-- START Material provided --

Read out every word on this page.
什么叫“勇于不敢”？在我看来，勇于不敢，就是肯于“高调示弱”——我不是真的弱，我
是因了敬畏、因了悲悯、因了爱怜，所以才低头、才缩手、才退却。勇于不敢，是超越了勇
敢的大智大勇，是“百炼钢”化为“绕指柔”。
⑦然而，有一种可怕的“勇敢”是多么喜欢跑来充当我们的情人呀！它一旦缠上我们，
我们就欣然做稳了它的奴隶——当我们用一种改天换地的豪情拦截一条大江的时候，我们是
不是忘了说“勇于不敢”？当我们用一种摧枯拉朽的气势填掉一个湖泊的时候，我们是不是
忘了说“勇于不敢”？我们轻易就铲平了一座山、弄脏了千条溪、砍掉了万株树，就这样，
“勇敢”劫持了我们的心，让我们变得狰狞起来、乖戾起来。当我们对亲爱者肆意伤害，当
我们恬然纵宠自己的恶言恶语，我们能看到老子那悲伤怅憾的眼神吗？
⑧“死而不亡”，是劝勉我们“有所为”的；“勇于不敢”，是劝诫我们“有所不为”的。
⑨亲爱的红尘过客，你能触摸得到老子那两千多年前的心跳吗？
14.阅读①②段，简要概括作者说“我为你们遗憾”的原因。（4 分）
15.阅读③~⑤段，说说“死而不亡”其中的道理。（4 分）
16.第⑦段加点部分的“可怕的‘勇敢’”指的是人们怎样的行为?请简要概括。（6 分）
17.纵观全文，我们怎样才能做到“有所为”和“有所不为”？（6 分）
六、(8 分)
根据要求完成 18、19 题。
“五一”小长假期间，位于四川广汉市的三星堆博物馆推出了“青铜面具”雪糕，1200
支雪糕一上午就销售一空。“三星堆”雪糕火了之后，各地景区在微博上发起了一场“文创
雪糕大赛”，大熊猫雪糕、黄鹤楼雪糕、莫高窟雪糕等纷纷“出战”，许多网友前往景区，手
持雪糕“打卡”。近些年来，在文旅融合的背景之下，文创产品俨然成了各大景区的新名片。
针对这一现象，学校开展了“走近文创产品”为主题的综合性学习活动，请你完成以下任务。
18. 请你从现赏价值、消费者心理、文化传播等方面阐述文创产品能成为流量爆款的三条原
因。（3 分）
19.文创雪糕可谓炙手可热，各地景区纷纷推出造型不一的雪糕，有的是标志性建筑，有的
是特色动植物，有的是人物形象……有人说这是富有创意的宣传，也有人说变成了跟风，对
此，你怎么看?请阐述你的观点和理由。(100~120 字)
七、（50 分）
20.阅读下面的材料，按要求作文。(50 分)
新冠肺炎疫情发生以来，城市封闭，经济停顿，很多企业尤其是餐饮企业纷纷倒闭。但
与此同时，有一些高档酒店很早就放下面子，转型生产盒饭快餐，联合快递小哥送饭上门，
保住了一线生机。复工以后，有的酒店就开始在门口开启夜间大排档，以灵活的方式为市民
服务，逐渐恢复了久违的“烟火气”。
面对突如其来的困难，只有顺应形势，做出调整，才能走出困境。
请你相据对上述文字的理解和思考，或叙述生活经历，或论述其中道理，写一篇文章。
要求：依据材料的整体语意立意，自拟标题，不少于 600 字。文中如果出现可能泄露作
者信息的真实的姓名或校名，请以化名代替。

-- END Material provided --

Aim:
Using the exact wording, write out all of the records.

Task answer:
Read out every word on this page.
什么叫“勇于不敢”？在我看来，勇于不敢，就是肯于“高调示弱”——我不是真的弱，我
是因了敬畏、因了悲悯、因了爱怜，所以才低头、才缩手、才退却。勇于不敢，是超越了勇
敢的大智大勇，是“百炼钢”化为“绕指柔”。
⑦然而，有一种可怕的“勇敢”是多么喜欢跑来充当我们的情人呀！它一旦缠上我们，
我们就欣然做稳了它的奴隶——当我们用一种改天换地的豪情拦截一条大江的时候，我们是
不是忘了说“勇于不敢”？当我们用一种摧枯拉朽的气势填掉一个湖泊的时候，我们是不是
忘了说“勇于不敢”？我们轻易就铲平了一座山、弄脏了千条溪、砍掉了万株树，就这样，
“勇敢”劫持了我们的心，让我们变得狰狞起来、乖戾起来。当我们对亲爱者肆意伤害，当
我们恬然纵宠自己的恶言恶语，我们能看到老子那悲伤怅憾的眼神吗？
⑧“死而不亡”，是劝勉我们“有所为”的；“勇于不敢”，是劝诫我们“有所不为”的。
⑨亲爱的红尘过客，你能触摸得到老子那两千多年前的心跳吗？
14.阅读①②段，简要概括作者说“我为你们遗憾”的原因。（4 分）
15.阅读③~⑤段，说说“死而不亡”其中的道理。（4 分）
16.第⑦段加点部分的“可怕的‘勇敢’”指的是人们怎样的行为?请简要概括。（6 分）
17.纵观全文，我们怎样才能做到“有所为”和“有所不为”？（6 分）
六、(8 分)
根据要求完成 18、19 题。
“五一”小长假期间，位于四川广汉市的三星堆博物馆推出了“青铜面具”雪糕，1200
支雪糕一上午就销售一空。“三星堆”雪糕火了之后，各地景区在微博上发起了一场“文创
雪糕大赛”，大熊猫雪糕、黄鹤楼雪糕、莫高窟雪糕等纷纷“出战”，许多网友前往景区，手
持雪糕“打卡”。近些年来，在文旅融合的背景之下，文创产品俨然成了各大景区的新名片。
针对这一现象，学校开展了“走近文创产品”为主题的综合性学习活动，请你完成以下任务。
18. 请你从现赏价值、消费者心理、文化传播等方面阐述文创产品能成为流量爆款的三条原
因。（3 分）
19.文创雪糕可谓炙手可热，各地景区纷纷推出造型不一的雪糕，有的是标志性建筑，有的
是特色动植物，有的是人物形象……有人说这是富有创意的宣传，也有人说变成了跟风，对
此，你怎么看?请阐述你的观点和理由。(100~120 字)
七、（50 分）
20.阅读下面的材料，按要求作文。(50 分)
新冠肺炎疫情发生以来，城市封闭，经济停顿，很多企业尤其是餐饮企业纷纷倒闭。但
与此同时，有一些高档酒店很早就放下面子，转型生产盒饭快餐，联合快递小哥送饭上门，
保住了一线生机。复工以后，有的酒店就开始在门口开启夜间大排档，以灵活的方式为市民
服务，逐渐恢复了久违的“烟火气”。
面对突如其来的困难，只有顺应形势，做出调整，才能走出困境。
请你相据对上述文字的理解和思考，或叙述生活经历，或论述其中道理，写一篇文章。
要求：依据材料的整体语意立意，自拟标题，不少于 600 字。文中如果出现可能泄露作
者信息的真实的姓名或校名，请以化名代替。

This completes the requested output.